● SHORT PROBLEM:
Pull every line containing "title" out of the material below.

(Figure dataset records)
** start **

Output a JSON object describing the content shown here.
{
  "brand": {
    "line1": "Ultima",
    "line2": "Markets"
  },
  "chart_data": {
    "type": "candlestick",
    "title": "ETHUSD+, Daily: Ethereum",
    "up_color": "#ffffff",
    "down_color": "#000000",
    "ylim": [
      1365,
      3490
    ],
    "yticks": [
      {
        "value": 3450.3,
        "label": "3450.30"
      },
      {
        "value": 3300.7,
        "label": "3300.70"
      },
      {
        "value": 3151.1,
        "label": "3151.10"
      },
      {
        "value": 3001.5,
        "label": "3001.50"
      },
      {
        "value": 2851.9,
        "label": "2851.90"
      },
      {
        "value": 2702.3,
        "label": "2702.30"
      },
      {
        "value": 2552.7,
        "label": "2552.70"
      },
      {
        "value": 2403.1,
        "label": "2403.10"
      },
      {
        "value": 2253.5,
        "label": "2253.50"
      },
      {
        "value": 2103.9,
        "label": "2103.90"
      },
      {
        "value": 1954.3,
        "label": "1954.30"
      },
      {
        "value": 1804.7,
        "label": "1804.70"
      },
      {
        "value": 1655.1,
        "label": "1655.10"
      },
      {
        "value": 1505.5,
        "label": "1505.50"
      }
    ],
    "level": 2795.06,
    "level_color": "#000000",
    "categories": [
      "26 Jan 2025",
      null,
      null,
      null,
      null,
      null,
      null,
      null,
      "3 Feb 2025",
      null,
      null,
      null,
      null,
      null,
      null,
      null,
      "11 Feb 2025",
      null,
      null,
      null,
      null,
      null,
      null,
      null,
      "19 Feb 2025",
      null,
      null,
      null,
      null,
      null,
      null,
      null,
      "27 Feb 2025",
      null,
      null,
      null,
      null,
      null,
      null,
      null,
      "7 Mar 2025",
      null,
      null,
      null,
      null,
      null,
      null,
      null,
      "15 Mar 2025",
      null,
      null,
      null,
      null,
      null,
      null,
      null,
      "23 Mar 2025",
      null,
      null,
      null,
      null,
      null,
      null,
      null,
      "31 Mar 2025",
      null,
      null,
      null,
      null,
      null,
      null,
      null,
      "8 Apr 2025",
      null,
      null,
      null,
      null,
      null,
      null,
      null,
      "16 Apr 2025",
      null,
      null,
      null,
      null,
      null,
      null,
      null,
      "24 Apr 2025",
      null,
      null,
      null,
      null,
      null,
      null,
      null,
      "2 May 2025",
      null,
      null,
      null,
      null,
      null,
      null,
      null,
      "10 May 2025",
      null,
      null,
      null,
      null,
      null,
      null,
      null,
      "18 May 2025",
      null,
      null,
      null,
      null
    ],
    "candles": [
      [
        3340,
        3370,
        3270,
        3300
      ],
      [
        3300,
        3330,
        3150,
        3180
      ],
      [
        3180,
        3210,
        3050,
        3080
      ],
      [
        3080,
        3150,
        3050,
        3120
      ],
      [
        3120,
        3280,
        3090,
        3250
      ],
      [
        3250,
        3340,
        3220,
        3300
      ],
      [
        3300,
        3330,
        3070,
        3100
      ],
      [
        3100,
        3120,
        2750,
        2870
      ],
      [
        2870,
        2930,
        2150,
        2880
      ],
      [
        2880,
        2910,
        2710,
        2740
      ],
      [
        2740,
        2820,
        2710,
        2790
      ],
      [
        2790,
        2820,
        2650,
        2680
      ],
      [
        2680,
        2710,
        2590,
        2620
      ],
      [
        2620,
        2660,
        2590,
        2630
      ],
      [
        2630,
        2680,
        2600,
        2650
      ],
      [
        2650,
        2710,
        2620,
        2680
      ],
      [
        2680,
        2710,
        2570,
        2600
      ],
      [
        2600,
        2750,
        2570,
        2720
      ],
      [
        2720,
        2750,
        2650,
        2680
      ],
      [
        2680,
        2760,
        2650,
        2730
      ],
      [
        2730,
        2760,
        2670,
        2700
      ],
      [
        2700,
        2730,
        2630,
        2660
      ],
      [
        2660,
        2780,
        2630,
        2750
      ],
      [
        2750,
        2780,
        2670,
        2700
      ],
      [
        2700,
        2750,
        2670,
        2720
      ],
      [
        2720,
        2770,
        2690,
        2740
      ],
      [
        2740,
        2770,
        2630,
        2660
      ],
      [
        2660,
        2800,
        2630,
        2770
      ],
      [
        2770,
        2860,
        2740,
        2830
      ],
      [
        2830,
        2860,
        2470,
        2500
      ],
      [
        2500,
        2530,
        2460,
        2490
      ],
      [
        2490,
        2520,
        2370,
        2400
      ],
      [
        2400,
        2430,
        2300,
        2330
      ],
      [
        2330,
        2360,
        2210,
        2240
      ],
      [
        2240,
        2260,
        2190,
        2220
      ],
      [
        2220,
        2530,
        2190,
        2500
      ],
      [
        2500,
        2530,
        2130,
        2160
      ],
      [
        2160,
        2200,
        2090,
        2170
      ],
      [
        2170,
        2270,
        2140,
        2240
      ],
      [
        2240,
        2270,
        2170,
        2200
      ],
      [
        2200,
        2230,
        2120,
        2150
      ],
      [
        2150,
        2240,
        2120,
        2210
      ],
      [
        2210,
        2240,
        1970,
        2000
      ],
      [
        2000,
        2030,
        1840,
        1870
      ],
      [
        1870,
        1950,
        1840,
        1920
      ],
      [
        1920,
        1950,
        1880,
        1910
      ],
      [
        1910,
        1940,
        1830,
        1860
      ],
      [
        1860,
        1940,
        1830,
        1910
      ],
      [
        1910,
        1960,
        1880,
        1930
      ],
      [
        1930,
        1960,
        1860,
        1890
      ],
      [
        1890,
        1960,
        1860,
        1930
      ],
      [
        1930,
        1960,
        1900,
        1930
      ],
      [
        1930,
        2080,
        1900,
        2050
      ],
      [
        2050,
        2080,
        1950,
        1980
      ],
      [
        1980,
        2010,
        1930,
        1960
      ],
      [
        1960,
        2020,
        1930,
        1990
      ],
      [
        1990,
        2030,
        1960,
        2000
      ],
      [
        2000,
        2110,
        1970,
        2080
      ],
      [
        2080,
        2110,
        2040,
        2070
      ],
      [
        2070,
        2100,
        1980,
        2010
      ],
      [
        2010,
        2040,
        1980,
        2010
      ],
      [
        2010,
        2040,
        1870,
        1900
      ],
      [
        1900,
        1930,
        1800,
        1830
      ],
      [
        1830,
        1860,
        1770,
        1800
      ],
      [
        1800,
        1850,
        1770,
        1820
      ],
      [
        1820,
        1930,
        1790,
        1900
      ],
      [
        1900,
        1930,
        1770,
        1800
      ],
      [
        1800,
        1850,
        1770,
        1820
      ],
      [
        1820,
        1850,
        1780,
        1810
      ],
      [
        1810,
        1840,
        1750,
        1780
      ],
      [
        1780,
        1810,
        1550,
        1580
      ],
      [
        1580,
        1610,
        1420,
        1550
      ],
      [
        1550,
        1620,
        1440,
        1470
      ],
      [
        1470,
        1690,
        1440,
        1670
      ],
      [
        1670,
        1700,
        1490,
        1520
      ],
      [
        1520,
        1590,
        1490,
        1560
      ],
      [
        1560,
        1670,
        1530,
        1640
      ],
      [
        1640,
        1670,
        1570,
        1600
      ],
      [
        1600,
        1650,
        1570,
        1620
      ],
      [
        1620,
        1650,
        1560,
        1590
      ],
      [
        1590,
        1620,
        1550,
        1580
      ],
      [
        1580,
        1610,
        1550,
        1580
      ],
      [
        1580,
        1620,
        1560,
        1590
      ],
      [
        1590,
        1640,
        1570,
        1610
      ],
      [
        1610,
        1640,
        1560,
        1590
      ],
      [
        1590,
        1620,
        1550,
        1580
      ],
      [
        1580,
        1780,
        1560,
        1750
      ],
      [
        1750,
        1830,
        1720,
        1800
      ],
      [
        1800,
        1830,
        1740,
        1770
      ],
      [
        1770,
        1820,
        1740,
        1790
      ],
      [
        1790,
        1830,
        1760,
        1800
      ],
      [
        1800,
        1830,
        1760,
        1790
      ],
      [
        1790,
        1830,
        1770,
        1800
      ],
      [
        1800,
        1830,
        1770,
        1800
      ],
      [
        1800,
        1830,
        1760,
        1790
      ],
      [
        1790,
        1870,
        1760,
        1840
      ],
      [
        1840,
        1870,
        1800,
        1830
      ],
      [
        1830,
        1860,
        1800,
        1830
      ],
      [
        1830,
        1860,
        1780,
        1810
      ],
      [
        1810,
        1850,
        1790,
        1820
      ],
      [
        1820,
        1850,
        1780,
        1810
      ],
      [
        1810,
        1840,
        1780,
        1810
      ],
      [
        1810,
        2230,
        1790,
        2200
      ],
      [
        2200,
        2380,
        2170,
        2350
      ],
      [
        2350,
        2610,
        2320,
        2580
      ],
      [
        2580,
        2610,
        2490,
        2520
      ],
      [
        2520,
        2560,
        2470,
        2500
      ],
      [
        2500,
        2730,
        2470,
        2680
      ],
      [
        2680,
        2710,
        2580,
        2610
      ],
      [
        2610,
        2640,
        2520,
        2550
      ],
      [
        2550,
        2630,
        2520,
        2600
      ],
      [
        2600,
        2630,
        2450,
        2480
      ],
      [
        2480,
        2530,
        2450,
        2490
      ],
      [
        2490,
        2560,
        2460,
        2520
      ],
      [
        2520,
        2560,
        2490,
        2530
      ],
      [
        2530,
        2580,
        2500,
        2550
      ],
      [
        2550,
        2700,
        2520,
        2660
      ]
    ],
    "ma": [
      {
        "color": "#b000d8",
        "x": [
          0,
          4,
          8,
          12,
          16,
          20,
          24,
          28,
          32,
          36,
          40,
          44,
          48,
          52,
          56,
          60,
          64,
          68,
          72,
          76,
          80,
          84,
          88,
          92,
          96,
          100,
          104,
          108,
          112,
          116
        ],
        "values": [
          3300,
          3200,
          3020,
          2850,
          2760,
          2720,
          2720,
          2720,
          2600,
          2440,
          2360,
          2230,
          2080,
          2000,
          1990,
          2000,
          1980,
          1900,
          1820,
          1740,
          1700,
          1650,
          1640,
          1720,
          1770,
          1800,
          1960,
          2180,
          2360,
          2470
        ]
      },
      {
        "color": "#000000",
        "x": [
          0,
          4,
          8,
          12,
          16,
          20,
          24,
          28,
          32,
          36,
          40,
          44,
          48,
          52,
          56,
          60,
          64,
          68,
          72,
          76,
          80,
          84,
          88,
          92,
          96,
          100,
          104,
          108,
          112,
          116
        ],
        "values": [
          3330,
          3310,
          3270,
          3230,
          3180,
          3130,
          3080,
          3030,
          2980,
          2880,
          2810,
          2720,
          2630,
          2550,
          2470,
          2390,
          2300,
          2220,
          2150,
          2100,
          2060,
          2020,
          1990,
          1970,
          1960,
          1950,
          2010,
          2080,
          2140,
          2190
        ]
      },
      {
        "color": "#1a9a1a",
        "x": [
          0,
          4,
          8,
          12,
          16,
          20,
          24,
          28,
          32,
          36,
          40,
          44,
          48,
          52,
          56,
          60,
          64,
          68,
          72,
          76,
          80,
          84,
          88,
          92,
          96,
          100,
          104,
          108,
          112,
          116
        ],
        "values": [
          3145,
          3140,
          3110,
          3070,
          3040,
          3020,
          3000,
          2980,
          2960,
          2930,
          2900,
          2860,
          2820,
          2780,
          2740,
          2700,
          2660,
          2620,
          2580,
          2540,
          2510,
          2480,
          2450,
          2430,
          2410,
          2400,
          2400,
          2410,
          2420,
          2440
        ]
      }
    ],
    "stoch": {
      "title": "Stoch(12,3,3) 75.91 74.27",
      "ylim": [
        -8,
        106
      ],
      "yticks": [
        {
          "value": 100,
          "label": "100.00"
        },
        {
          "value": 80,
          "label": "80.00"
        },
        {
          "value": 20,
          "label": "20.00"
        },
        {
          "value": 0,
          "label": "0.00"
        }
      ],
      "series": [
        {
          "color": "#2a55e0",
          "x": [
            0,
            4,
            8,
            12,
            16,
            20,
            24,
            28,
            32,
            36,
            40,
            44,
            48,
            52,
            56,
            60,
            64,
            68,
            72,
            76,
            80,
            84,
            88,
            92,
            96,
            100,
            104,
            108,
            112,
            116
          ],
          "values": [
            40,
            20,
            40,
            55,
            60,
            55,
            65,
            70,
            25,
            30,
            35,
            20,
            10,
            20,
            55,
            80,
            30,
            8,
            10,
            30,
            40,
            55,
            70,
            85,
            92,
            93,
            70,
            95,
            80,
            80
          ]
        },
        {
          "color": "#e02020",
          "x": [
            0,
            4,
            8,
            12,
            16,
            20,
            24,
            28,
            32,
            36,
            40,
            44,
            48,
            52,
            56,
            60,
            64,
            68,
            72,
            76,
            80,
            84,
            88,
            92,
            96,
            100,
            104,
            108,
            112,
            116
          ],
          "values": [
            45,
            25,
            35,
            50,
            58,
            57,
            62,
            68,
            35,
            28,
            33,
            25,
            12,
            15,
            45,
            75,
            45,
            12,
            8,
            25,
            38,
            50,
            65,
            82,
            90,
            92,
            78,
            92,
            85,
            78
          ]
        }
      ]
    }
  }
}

** end **

● EXERCISE RESULT:
    "title": "ETHUSD+, Daily: Ethereum",
      "title": "Stoch(12,3,3) 75.91 74.27",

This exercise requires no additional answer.